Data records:
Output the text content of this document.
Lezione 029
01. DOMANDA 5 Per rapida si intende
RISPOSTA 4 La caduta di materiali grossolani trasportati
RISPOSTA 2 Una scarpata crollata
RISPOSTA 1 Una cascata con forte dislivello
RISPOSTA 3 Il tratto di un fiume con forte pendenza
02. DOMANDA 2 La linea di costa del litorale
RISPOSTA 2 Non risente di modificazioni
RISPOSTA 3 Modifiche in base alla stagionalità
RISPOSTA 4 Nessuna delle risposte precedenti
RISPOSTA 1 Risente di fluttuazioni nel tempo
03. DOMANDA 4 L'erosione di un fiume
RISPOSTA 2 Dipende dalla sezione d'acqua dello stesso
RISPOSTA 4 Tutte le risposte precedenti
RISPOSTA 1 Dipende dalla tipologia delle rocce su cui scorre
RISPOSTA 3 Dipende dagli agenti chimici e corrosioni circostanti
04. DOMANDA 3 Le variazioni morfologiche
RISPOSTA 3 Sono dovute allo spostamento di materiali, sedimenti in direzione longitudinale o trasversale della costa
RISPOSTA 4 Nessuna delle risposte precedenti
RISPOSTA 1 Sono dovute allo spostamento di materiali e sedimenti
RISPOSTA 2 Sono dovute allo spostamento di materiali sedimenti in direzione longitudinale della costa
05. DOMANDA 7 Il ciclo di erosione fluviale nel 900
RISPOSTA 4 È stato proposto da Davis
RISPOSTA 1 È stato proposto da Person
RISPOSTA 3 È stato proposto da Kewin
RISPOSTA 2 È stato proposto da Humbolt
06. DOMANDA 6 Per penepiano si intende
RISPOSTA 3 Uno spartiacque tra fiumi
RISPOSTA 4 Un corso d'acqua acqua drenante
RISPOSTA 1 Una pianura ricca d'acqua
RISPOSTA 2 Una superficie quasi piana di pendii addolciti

EXERCISE AIM » From the listing above, copy every line that holds the string "proposto".

RESULT OF THE EXERCISE »
RISPOSTA 4 È stato proposto da Davis
RISPOSTA 1 È stato proposto da Person
RISPOSTA 3 È stato proposto da Kewin
RISPOSTA 2 È stato proposto da Humbolt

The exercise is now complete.